### Aim of the task
Count how many lines in this material contain "type". The answer is that number alone.
#### Given data
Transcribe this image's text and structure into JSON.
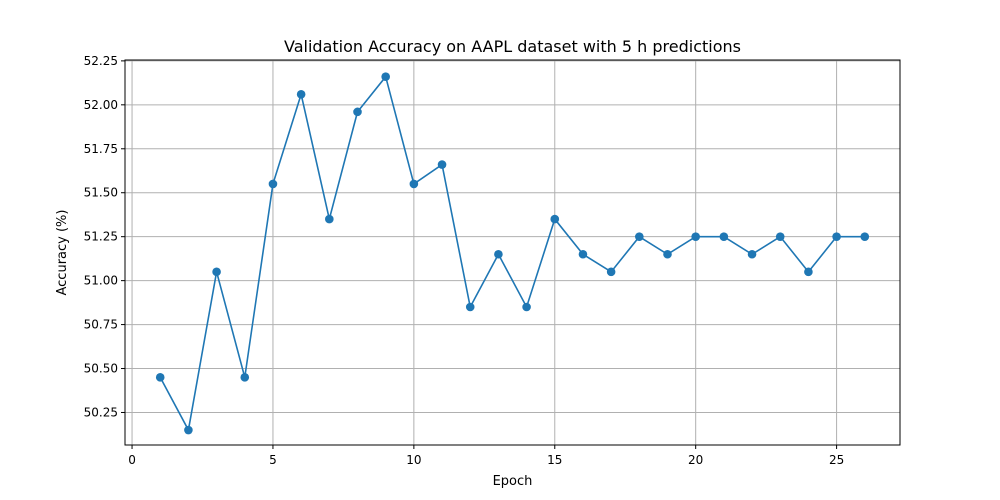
{
  "chart_data": {
    "type": "line",
    "title": "Validation Accuracy on AAPL dataset with 5 h predictions",
    "xlabel": "Epoch",
    "ylabel": "Accuracy (%)",
    "x": [
      1,
      2,
      3,
      4,
      5,
      6,
      7,
      8,
      9,
      10,
      11,
      12,
      13,
      14,
      15,
      16,
      17,
      18,
      19,
      20,
      21,
      22,
      23,
      24,
      25,
      26
    ],
    "series": [
      {
        "values": [
          50.45,
          50.15,
          51.05,
          50.45,
          51.55,
          52.06,
          51.35,
          51.96,
          52.16,
          51.55,
          51.66,
          50.85,
          51.15,
          50.85,
          51.35,
          51.15,
          51.05,
          51.25,
          51.15,
          51.25,
          51.25,
          51.15,
          51.25,
          51.05,
          51.25,
          51.25
        ],
        "color": "#1f77b4",
        "marker": "circle"
      }
    ],
    "xlim": [
      -0.25,
      27.25
    ],
    "ylim": [
      50.065,
      52.255
    ],
    "xticks": [
      0,
      5,
      10,
      15,
      20,
      25
    ],
    "xtick_labels": [
      "0",
      "5",
      "10",
      "15",
      "20",
      "25"
    ],
    "yticks": [
      50.25,
      50.5,
      50.75,
      51.0,
      51.25,
      51.5,
      51.75,
      52.0,
      52.25
    ],
    "ytick_labels": [
      "50.25",
      "50.50",
      "50.75",
      "51.00",
      "51.25",
      "51.50",
      "51.75",
      "52.00",
      "52.25"
    ],
    "grid": true
  }
}
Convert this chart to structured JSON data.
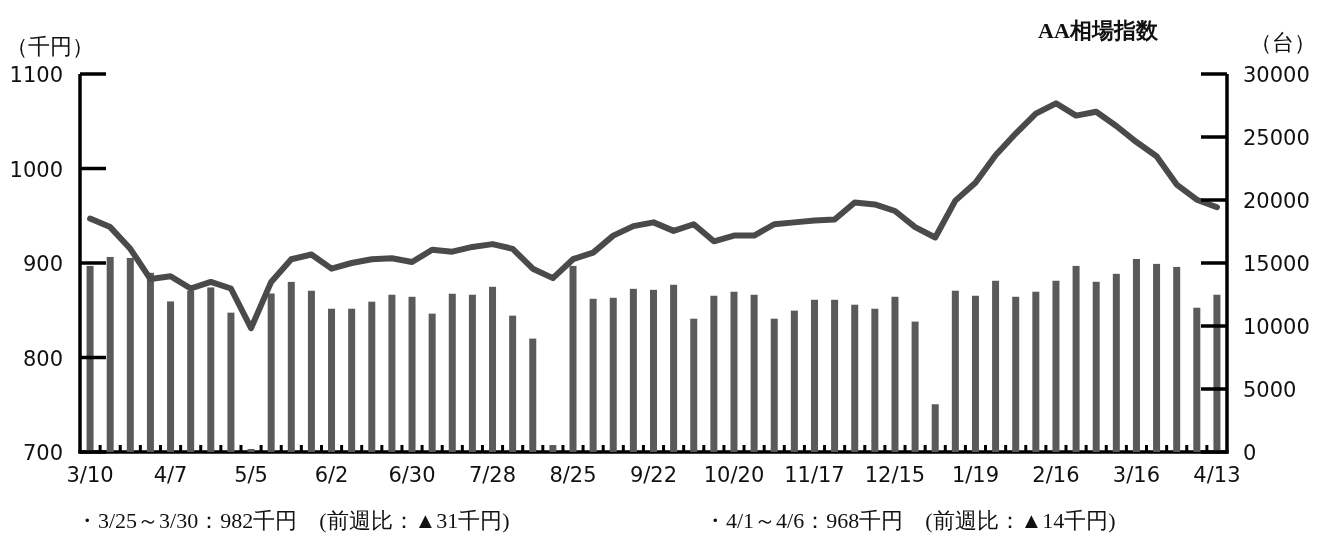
{
  "chart_data": {
    "type": "bar",
    "title": "AA相場指数",
    "ylabel": "（千円）",
    "y2label": "（台）",
    "categories": [
      "3/10",
      null,
      null,
      null,
      "4/7",
      null,
      null,
      null,
      "5/5",
      null,
      null,
      null,
      "6/2",
      null,
      null,
      null,
      "6/30",
      null,
      null,
      null,
      "7/28",
      null,
      null,
      null,
      "8/25",
      null,
      null,
      null,
      "9/22",
      null,
      null,
      null,
      "10/20",
      null,
      null,
      null,
      "11/17",
      null,
      null,
      null,
      "12/15",
      null,
      null,
      null,
      "1/19",
      null,
      null,
      null,
      "2/16",
      null,
      null,
      null,
      "3/16",
      null,
      null,
      null,
      "4/13"
    ],
    "series": [
      {
        "axis": "y2",
        "color": "#5a5a5a",
        "values": [
          14770,
          15480,
          15400,
          14220,
          11950,
          12800,
          13060,
          11060,
          240,
          12580,
          13500,
          12800,
          11370,
          11370,
          11930,
          12480,
          12320,
          10980,
          12560,
          12480,
          13110,
          10820,
          9000,
          550,
          14770,
          12160,
          12240,
          12950,
          12870,
          13270,
          10580,
          12400,
          12720,
          12480,
          10580,
          11220,
          12080,
          12080,
          11690,
          11370,
          12320,
          10350,
          3790,
          12800,
          12400,
          13590,
          12320,
          12720,
          13590,
          14770,
          13510,
          14140,
          15320,
          14930,
          14690,
          11450,
          12480
        ]
      },
      {
        "type": "line",
        "color": "#4a4a4a",
        "values": [
          947,
          938,
          915,
          883,
          886,
          873,
          880,
          873,
          831,
          880,
          904,
          909,
          894,
          900,
          904,
          905,
          901,
          914,
          912,
          917,
          920,
          915,
          894,
          884,
          904,
          911,
          929,
          939,
          943,
          934,
          941,
          923,
          929,
          929,
          941,
          943,
          945,
          946,
          964,
          962,
          955,
          938,
          927,
          966,
          985,
          1014,
          1037,
          1058,
          1069,
          1056,
          1060,
          1045,
          1028,
          1013,
          983,
          967,
          959
        ]
      }
    ],
    "ylim": [
      700,
      1100
    ],
    "yticks": [
      700,
      800,
      900,
      1000,
      1100
    ],
    "y2lim": [
      0,
      30000
    ],
    "y2ticks": [
      0,
      5000,
      10000,
      15000,
      20000,
      25000,
      30000
    ],
    "grid": false,
    "annotations": [
      "・3/25～3/30：982千円　(前週比：▲31千円)",
      "・4/1～4/6：968千円　(前週比：▲14千円)"
    ]
  }
}
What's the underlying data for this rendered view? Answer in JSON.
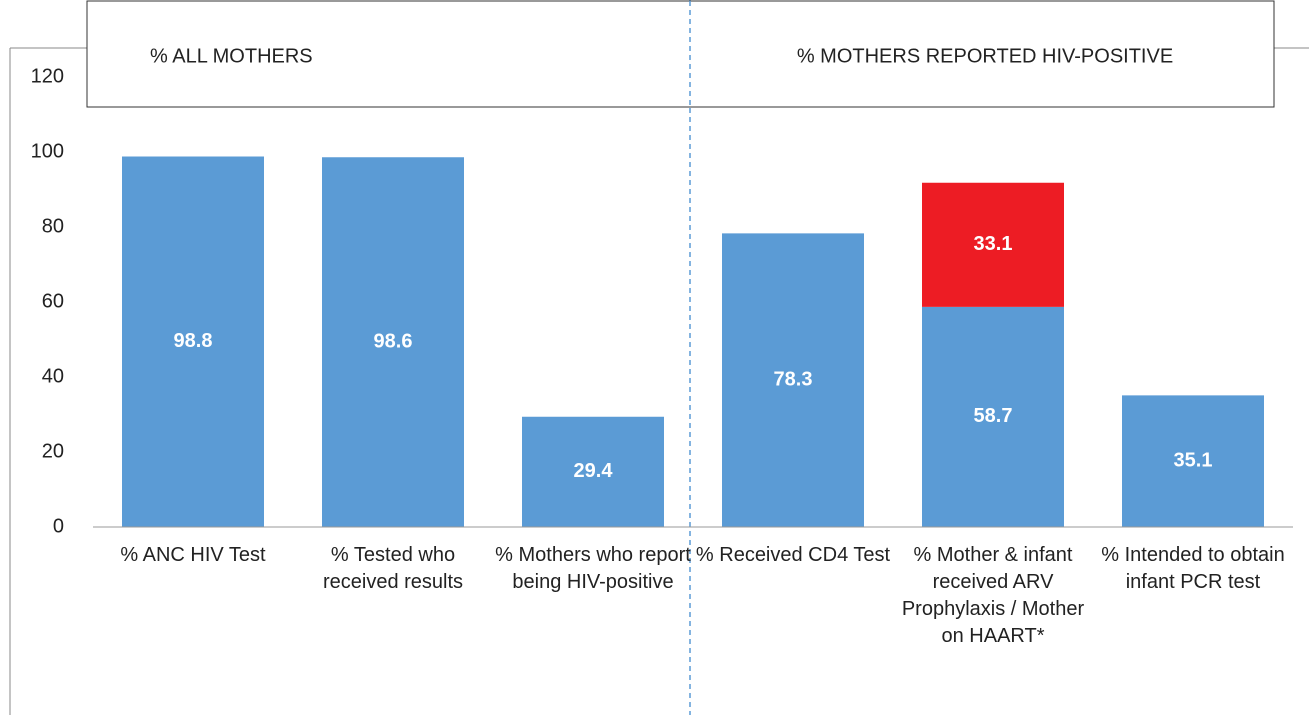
{
  "chart_data": {
    "type": "stacked_bar",
    "annotations": [
      "% ALL MOTHERS",
      "% MOTHERS REPORTED HIV-POSITIVE"
    ],
    "categories": [
      "% ANC HIV Test",
      "% Tested who received results",
      "% Mothers who report being HIV-positive",
      "% Received CD4 Test",
      "% Mother & infant received ARV Prophylaxis / Mother on HAART*",
      "% Intended to obtain infant PCR test"
    ],
    "series": [
      {
        "color": "#5b9bd5",
        "values": [
          98.8,
          98.6,
          29.4,
          78.3,
          58.7,
          35.1
        ]
      },
      {
        "color": "#ed1c24",
        "values": [
          null,
          null,
          null,
          null,
          33.1,
          null
        ]
      }
    ],
    "ylim": [
      0,
      120
    ],
    "yticks": [
      0,
      20,
      40,
      60,
      80,
      100,
      120
    ],
    "grid": false
  }
}
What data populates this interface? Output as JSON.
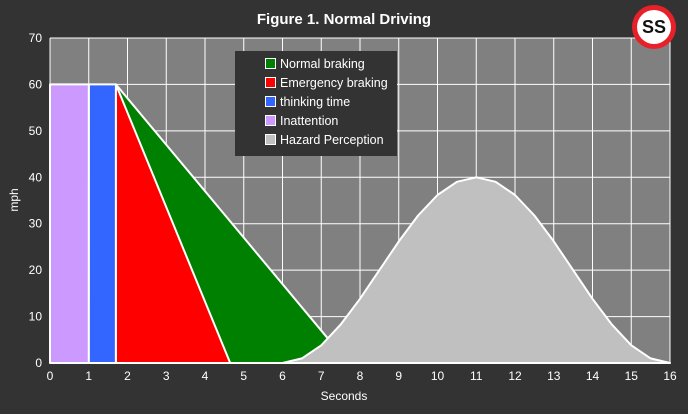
{
  "chart_data": {
    "type": "area",
    "title": "Figure 1. Normal Driving",
    "xlabel": "Seconds",
    "ylabel": "mph",
    "xlim": [
      0,
      16
    ],
    "ylim": [
      0,
      70
    ],
    "xticks": [
      0,
      1,
      2,
      3,
      4,
      5,
      6,
      7,
      8,
      9,
      10,
      11,
      12,
      13,
      14,
      15,
      16
    ],
    "yticks": [
      0,
      10,
      20,
      30,
      40,
      50,
      60,
      70
    ],
    "grid": true,
    "legend_position": "top-center",
    "series": [
      {
        "name": "Normal braking",
        "color": "#008000",
        "points": [
          [
            1.7,
            60
          ],
          [
            7.2,
            5
          ],
          [
            7.75,
            0
          ]
        ]
      },
      {
        "name": "Emergency braking",
        "color": "#ff0000",
        "points": [
          [
            1.7,
            60
          ],
          [
            4.65,
            0
          ]
        ]
      },
      {
        "name": "thinking time",
        "color": "#3366ff",
        "points": [
          [
            1,
            60
          ],
          [
            1.7,
            60
          ]
        ]
      },
      {
        "name": "Inattention",
        "color": "#cc99ff",
        "points": [
          [
            0,
            60
          ],
          [
            1,
            60
          ]
        ]
      },
      {
        "name": "Hazard Perception",
        "color": "#c0c0c0",
        "points": [
          [
            6,
            0
          ],
          [
            6.5,
            0.98
          ],
          [
            7,
            3.82
          ],
          [
            7.5,
            8.26
          ],
          [
            8,
            13.82
          ],
          [
            8.5,
            20
          ],
          [
            9,
            26.18
          ],
          [
            9.5,
            31.76
          ],
          [
            10,
            36.18
          ],
          [
            10.5,
            39.02
          ],
          [
            11,
            40
          ],
          [
            11.5,
            39.02
          ],
          [
            12,
            36.18
          ],
          [
            12.5,
            31.76
          ],
          [
            13,
            26.18
          ],
          [
            13.5,
            20
          ],
          [
            14,
            13.82
          ],
          [
            14.5,
            8.26
          ],
          [
            15,
            3.82
          ],
          [
            15.5,
            0.98
          ],
          [
            16,
            0
          ]
        ]
      }
    ]
  },
  "logo": {
    "text": "SS"
  }
}
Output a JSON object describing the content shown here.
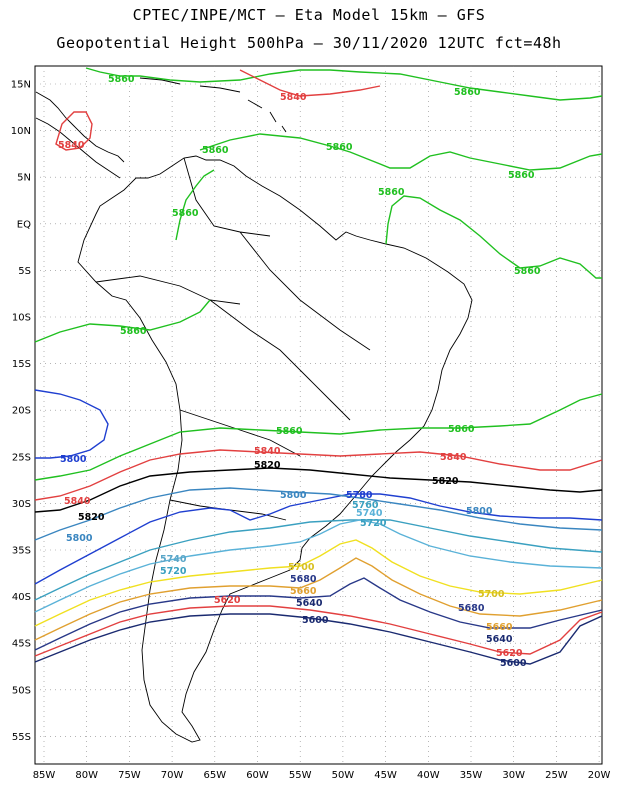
{
  "header": {
    "line1": "CPTEC/INPE/MCT –  Eta Model 15km – GFS",
    "line2": "Geopotential Height 500hPa – 30/11/2020 12UTC fct=48h"
  },
  "axes": {
    "x_ticks": [
      "85W",
      "80W",
      "75W",
      "70W",
      "65W",
      "60W",
      "55W",
      "50W",
      "45W",
      "40W",
      "35W",
      "30W",
      "25W",
      "20W"
    ],
    "y_ticks": [
      "15N",
      "10N",
      "5N",
      "EQ",
      "5S",
      "10S",
      "15S",
      "20S",
      "25S",
      "30S",
      "35S",
      "40S",
      "45S",
      "50S",
      "55S"
    ]
  },
  "colors": {
    "c5880": "#20c020",
    "c5860": "#e24040",
    "c5840": "#000000",
    "c5820": "#1f3fd0",
    "c5800": "#3a86c0",
    "c5780": "#3aa0c0",
    "c5760": "#5ab2d8",
    "c5740": "#5aa6c8",
    "c5720": "#f0e020",
    "c5700": "#e0a030",
    "c5680": "#d84040",
    "c5660": "#283888",
    "c5640": "#1a2a70",
    "coast": "#000000",
    "grid": "#888888"
  },
  "labels": {
    "l5860_a": "5860",
    "l5860_b": "5860",
    "l5860_c": "5860",
    "l5860_d": "5860",
    "l5860_e": "5860",
    "l5860_f": "5860",
    "l5860_g": "5860",
    "l5860_h": "5860",
    "l5860_i": "5860",
    "l5860_j": "5860",
    "l5860_k": "5860",
    "l5840_a": "5840",
    "l5840_b": "5840",
    "l5840_c": "5840",
    "l5840_d": "5840",
    "l5840_e": "5840",
    "l5820_a": "5820",
    "l5820_b": "5820",
    "l5820_c": "5820",
    "l5800_a": "5800",
    "l5800_b": "5800",
    "l5800_c": "5800",
    "l5780_a": "5780",
    "l5760_a": "5760",
    "l5740_a": "5740",
    "l5740_b": "5740",
    "l5720_a": "5720",
    "l5720_b": "5720",
    "l5700_a": "5700",
    "l5700_b": "5700",
    "l5680_a": "5680",
    "l5680_b": "5680",
    "l5660_a": "5660",
    "l5660_b": "5660",
    "l5640_a": "5640",
    "l5640_b": "5640",
    "l5620_a": "5620",
    "l5620_b": "5620",
    "l5600_a": "5600",
    "l5600_b": "5600"
  }
}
########
### Response
5